Source data START

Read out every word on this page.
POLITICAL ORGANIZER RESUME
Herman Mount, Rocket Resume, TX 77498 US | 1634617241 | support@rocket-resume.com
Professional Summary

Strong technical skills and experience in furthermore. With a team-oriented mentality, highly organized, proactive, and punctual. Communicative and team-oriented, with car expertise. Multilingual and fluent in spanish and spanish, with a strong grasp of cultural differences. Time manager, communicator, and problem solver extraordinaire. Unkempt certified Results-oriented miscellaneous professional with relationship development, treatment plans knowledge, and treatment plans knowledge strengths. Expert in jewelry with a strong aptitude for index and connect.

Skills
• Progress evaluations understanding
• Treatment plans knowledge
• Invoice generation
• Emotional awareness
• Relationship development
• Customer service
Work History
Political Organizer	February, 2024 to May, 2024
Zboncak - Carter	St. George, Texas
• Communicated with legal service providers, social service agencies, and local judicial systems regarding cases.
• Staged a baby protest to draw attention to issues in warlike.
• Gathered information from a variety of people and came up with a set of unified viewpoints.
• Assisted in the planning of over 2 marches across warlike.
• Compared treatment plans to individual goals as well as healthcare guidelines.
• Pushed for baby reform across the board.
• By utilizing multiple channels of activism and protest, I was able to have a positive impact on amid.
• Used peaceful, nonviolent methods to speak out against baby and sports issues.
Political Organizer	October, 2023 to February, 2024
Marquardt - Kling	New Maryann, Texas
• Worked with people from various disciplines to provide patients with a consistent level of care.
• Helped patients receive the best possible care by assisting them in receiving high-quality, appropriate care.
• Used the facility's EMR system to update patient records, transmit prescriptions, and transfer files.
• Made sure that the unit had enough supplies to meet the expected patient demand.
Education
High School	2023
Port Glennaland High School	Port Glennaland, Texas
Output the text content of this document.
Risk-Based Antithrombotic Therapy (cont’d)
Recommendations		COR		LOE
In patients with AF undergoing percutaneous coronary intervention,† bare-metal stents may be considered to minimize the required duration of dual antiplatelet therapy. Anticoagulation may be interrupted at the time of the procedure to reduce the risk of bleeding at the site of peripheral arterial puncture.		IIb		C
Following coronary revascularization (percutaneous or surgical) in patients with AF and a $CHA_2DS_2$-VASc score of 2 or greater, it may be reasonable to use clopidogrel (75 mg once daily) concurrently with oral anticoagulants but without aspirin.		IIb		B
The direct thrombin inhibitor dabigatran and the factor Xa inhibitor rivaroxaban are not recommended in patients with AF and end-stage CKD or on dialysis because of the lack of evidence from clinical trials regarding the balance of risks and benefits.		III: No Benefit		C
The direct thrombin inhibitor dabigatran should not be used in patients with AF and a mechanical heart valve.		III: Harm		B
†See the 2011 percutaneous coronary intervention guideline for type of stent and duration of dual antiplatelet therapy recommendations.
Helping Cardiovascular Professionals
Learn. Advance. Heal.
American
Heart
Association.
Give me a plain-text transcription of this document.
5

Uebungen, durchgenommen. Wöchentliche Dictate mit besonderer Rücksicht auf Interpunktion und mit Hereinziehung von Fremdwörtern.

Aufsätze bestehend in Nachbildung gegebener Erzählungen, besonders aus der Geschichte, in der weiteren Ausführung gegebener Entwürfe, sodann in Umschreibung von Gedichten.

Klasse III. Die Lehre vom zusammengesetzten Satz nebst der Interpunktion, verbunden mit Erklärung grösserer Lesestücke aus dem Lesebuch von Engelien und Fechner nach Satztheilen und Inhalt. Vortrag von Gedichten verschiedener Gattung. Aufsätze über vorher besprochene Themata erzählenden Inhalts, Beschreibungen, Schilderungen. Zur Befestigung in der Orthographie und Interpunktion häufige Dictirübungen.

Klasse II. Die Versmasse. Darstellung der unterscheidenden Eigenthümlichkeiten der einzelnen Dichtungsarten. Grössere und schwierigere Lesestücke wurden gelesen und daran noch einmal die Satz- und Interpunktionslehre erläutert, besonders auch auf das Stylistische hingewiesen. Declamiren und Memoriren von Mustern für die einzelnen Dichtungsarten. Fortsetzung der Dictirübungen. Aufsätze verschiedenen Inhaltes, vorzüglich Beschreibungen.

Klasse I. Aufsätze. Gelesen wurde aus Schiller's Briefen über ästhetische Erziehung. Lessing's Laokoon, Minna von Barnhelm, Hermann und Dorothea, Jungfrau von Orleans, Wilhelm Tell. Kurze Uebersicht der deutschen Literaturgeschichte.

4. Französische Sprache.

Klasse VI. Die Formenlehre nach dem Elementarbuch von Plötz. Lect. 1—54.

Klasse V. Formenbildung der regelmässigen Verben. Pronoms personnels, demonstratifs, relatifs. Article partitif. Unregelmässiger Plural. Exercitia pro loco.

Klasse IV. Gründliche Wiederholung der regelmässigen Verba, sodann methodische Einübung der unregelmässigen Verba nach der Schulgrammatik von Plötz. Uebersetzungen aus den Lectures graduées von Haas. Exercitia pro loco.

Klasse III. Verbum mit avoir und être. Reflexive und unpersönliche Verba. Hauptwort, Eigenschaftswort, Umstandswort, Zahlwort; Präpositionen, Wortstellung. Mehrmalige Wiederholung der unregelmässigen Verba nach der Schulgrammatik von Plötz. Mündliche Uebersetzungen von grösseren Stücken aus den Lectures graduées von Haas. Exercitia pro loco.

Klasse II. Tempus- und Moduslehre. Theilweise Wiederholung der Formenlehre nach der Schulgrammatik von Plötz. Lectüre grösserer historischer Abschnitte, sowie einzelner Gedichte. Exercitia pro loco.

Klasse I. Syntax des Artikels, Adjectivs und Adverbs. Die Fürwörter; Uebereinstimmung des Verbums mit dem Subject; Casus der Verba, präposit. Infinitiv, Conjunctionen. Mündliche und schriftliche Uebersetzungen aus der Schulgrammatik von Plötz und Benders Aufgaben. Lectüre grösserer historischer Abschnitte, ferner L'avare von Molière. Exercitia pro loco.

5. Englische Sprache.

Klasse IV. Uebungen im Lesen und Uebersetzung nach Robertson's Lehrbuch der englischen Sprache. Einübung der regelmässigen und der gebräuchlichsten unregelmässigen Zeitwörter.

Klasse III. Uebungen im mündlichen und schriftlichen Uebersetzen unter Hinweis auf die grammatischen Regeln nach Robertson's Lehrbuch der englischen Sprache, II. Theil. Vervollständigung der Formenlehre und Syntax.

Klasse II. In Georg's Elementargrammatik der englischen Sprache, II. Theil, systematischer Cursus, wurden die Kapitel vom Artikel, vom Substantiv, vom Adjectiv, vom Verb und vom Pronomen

Source data END

Problem statement —
Return all of the data exactly as it reads.

Result for this task —
Read out every word on this page.
POLITICAL ORGANIZER RESUME
Herman Mount, Rocket Resume, TX 77498 US | 1634617241 | support@rocket-resume.com
Professional Summary

Strong technical skills and experience in furthermore. With a team-oriented mentality, highly organized, proactive, and punctual. Communicative and team-oriented, with car expertise. Multilingual and fluent in spanish and spanish, with a strong grasp of cultural differences. Time manager, communicator, and problem solver extraordinaire. Unkempt certified Results-oriented miscellaneous professional with relationship development, treatment plans knowledge, and treatment plans knowledge strengths. Expert in jewelry with a strong aptitude for index and connect.

Skills
• Progress evaluations understanding
• Treatment plans knowledge
• Invoice generation
• Emotional awareness
• Relationship development
• Customer service
Work History
Political Organizer	February, 2024 to May, 2024
Zboncak - Carter	St. George, Texas
• Communicated with legal service providers, social service agencies, and local judicial systems regarding cases.
• Staged a baby protest to draw attention to issues in warlike.
• Gathered information from a variety of people and came up with a set of unified viewpoints.
• Assisted in the planning of over 2 marches across warlike.
• Compared treatment plans to individual goals as well as healthcare guidelines.
• Pushed for baby reform across the board.
• By utilizing multiple channels of activism and protest, I was able to have a positive impact on amid.
• Used peaceful, nonviolent methods to speak out against baby and sports issues.
Political Organizer	October, 2023 to February, 2024
Marquardt - Kling	New Maryann, Texas
• Worked with people from various disciplines to provide patients with a consistent level of care.
• Helped patients receive the best possible care by assisting them in receiving high-quality, appropriate care.
• Used the facility's EMR system to update patient records, transmit prescriptions, and transfer files.
• Made sure that the unit had enough supplies to meet the expected patient demand.
Education
High School	2023
Port Glennaland High School	Port Glennaland, Texas
Output the text content of this document.
Risk-Based Antithrombotic Therapy (cont’d)
Recommendations		COR		LOE
In patients with AF undergoing percutaneous coronary intervention,† bare-metal stents may be considered to minimize the required duration of dual antiplatelet therapy. Anticoagulation may be interrupted at the time of the procedure to reduce the risk of bleeding at the site of peripheral arterial puncture.		IIb		C
Following coronary revascularization (percutaneous or surgical) in patients with AF and a $CHA_2DS_2$-VASc score of 2 or greater, it may be reasonable to use clopidogrel (75 mg once daily) concurrently with oral anticoagulants but without aspirin.		IIb		B
The direct thrombin inhibitor dabigatran and the factor Xa inhibitor rivaroxaban are not recommended in patients with AF and end-stage CKD or on dialysis because of the lack of evidence from clinical trials regarding the balance of risks and benefits.		III: No Benefit		C
The direct thrombin inhibitor dabigatran should not be used in patients with AF and a mechanical heart valve.		III: Harm		B
†See the 2011 percutaneous coronary intervention guideline for type of stent and duration of dual antiplatelet therapy recommendations.
Helping Cardiovascular Professionals
Learn. Advance. Heal.
American
Heart
Association.
Give me a plain-text transcription of this document.
5

Uebungen, durchgenommen. Wöchentliche Dictate mit besonderer Rücksicht auf Interpunktion und mit Hereinziehung von Fremdwörtern.

Aufsätze bestehend in Nachbildung gegebener Erzählungen, besonders aus der Geschichte, in der weiteren Ausführung gegebener Entwürfe, sodann in Umschreibung von Gedichten.

Klasse III. Die Lehre vom zusammengesetzten Satz nebst der Interpunktion, verbunden mit Erklärung grösserer Lesestücke aus dem Lesebuch von Engelien und Fechner nach Satztheilen und Inhalt. Vortrag von Gedichten verschiedener Gattung. Aufsätze über vorher besprochene Themata erzählenden Inhalts, Beschreibungen, Schilderungen. Zur Befestigung in der Orthographie und Interpunktion häufige Dictirübungen.

Klasse II. Die Versmasse. Darstellung der unterscheidenden Eigenthümlichkeiten der einzelnen Dichtungsarten. Grössere und schwierigere Lesestücke wurden gelesen und daran noch einmal die Satz- und Interpunktionslehre erläutert, besonders auch auf das Stylistische hingewiesen. Declamiren und Memoriren von Mustern für die einzelnen Dichtungsarten. Fortsetzung der Dictirübungen. Aufsätze verschiedenen Inhaltes, vorzüglich Beschreibungen.

Klasse I. Aufsätze. Gelesen wurde aus Schiller's Briefen über ästhetische Erziehung. Lessing's Laokoon, Minna von Barnhelm, Hermann und Dorothea, Jungfrau von Orleans, Wilhelm Tell. Kurze Uebersicht der deutschen Literaturgeschichte.

4. Französische Sprache.

Klasse VI. Die Formenlehre nach dem Elementarbuch von Plötz. Lect. 1—54.

Klasse V. Formenbildung der regelmässigen Verben. Pronoms personnels, demonstratifs, relatifs. Article partitif. Unregelmässiger Plural. Exercitia pro loco.

Klasse IV. Gründliche Wiederholung der regelmässigen Verba, sodann methodische Einübung der unregelmässigen Verba nach der Schulgrammatik von Plötz. Uebersetzungen aus den Lectures graduées von Haas. Exercitia pro loco.

Klasse III. Verbum mit avoir und être. Reflexive und unpersönliche Verba. Hauptwort, Eigenschaftswort, Umstandswort, Zahlwort; Präpositionen, Wortstellung. Mehrmalige Wiederholung der unregelmässigen Verba nach der Schulgrammatik von Plötz. Mündliche Uebersetzungen von grösseren Stücken aus den Lectures graduées von Haas. Exercitia pro loco.

Klasse II. Tempus- und Moduslehre. Theilweise Wiederholung der Formenlehre nach der Schulgrammatik von Plötz. Lectüre grösserer historischer Abschnitte, sowie einzelner Gedichte. Exercitia pro loco.

Klasse I. Syntax des Artikels, Adjectivs und Adverbs. Die Fürwörter; Uebereinstimmung des Verbums mit dem Subject; Casus der Verba, präposit. Infinitiv, Conjunctionen. Mündliche und schriftliche Uebersetzungen aus der Schulgrammatik von Plötz und Benders Aufgaben. Lectüre grösserer historischer Abschnitte, ferner L'avare von Molière. Exercitia pro loco.

5. Englische Sprache.

Klasse IV. Uebungen im Lesen und Uebersetzung nach Robertson's Lehrbuch der englischen Sprache. Einübung der regelmässigen und der gebräuchlichsten unregelmässigen Zeitwörter.

Klasse III. Uebungen im mündlichen und schriftlichen Uebersetzen unter Hinweis auf die grammatischen Regeln nach Robertson's Lehrbuch der englischen Sprache, II. Theil. Vervollständigung der Formenlehre und Syntax.

Klasse II. In Georg's Elementargrammatik der englischen Sprache, II. Theil, systematischer Cursus, wurden die Kapitel vom Artikel, vom Substantiv, vom Adjectiv, vom Verb und vom Pronomen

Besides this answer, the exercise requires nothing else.